Requirements
Copy all lines that contain the word "advancement".

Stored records
— start —
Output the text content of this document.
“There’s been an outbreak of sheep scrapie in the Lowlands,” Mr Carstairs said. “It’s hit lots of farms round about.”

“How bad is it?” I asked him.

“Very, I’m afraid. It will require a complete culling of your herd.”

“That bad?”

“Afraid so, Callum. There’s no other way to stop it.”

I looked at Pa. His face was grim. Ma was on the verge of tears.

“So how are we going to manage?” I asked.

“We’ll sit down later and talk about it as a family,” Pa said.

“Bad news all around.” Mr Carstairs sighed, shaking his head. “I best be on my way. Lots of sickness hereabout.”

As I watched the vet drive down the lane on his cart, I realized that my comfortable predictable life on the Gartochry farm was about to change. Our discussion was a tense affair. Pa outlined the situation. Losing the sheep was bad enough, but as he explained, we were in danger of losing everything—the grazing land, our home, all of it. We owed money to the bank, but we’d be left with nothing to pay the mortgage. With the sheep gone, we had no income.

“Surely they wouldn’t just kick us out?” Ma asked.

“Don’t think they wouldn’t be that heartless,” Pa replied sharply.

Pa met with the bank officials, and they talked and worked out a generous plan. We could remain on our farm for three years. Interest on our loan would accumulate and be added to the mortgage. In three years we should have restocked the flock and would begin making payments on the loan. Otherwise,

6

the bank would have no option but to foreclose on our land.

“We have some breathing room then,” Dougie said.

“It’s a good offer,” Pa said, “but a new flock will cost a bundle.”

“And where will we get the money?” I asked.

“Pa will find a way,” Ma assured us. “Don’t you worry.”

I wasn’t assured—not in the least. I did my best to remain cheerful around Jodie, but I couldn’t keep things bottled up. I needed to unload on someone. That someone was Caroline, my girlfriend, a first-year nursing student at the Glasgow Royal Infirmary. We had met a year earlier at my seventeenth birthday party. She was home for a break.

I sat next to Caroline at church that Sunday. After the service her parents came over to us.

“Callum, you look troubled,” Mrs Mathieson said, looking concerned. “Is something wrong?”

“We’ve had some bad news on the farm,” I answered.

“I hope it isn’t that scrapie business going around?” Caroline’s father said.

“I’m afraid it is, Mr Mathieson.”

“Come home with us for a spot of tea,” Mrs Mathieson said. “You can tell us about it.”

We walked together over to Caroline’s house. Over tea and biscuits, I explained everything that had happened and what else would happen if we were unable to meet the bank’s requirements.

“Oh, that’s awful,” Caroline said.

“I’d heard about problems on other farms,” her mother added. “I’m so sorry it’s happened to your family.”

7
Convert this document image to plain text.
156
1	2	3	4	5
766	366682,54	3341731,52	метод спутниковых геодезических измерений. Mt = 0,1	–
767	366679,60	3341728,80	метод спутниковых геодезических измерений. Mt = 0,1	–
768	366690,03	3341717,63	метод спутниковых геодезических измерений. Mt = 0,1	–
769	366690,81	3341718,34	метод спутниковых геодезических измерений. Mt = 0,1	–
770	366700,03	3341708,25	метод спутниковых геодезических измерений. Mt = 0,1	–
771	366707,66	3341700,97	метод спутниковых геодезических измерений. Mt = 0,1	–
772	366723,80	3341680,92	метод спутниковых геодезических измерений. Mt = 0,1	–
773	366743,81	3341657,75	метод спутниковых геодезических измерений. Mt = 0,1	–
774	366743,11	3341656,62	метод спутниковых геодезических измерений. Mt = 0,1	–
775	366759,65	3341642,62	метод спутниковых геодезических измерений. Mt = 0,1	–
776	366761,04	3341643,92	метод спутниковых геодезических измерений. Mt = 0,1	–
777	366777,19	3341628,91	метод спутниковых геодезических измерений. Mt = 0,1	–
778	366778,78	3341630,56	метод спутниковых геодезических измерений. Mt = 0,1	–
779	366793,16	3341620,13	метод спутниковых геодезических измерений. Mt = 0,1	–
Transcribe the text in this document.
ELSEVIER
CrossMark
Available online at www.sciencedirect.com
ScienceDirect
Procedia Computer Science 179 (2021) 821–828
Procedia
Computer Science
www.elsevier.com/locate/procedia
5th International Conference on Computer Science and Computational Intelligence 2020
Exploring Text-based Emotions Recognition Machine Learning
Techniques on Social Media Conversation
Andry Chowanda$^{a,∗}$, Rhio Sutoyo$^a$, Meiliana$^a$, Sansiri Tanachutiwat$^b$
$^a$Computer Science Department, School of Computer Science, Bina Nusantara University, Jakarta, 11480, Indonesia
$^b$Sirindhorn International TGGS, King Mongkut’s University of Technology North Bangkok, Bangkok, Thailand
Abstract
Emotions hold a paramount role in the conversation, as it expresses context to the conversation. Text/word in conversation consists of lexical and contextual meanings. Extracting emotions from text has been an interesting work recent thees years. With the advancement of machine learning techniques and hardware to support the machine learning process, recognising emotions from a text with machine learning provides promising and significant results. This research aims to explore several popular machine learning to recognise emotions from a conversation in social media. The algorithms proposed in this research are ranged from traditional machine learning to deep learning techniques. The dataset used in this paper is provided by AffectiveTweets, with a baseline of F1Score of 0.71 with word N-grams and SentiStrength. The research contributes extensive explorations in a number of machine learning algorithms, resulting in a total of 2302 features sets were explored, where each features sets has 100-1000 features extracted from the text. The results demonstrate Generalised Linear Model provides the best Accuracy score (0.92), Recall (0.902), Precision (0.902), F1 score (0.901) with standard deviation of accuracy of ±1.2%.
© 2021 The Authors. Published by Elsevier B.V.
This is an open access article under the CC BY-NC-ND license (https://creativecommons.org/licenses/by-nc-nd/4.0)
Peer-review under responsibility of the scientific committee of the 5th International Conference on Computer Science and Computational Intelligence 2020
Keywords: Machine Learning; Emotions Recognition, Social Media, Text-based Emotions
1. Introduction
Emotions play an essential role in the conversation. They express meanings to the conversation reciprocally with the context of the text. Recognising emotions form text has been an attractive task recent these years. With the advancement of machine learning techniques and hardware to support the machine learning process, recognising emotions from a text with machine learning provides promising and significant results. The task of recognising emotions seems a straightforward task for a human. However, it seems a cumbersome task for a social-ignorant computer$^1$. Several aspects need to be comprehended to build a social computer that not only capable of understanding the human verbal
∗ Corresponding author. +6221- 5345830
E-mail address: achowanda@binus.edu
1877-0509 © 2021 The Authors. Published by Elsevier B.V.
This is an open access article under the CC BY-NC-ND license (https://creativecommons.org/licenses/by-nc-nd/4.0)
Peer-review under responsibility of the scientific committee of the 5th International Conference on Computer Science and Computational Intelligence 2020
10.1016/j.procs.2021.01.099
— end —
Result
Emotions hold a paramount role in the conversation, as it expresses context to the conversation. Text/word in conversation consists of lexical and contextual meanings. Extracting emotions from text has been an interesting work recent thees years. With the advancement of machine learning techniques and hardware to support the machine learning process, recognising emotions from a text with machine learning provides promising and significant results. This research aims to explore several popular machine learning to recognise emotions from a conversation in social media. The algorithms proposed in this research are ranged from traditional machine learning to deep learning techniques. The dataset used in this paper is provided by AffectiveTweets, with a baseline of F1Score of 0.71 with word N-grams and SentiStrength. The research contributes extensive explorations in a number of machine learning algorithms, resulting in a total of 2302 features sets were explored, where each features sets has 100-1000 features extracted from the text. The results demonstrate Generalised Linear Model provides the best Accuracy score (0.92), Recall (0.902), Precision (0.902), F1 score (0.901) with standard deviation of accuracy of ±1.2%.
Emotions play an essential role in the conversation. They express meanings to the conversation reciprocally with the context of the text. Recognising emotions form text has been an attractive task recent these years. With the advancement of machine learning techniques and hardware to support the machine learning process, recognising emotions from a text with machine learning provides promising and significant results. The task of recognising emotions seems a straightforward task for a human. However, it seems a cumbersome task for a social-ignorant computer$^1$. Several aspects need to be comprehended to build a social computer that not only capable of understanding the human verbal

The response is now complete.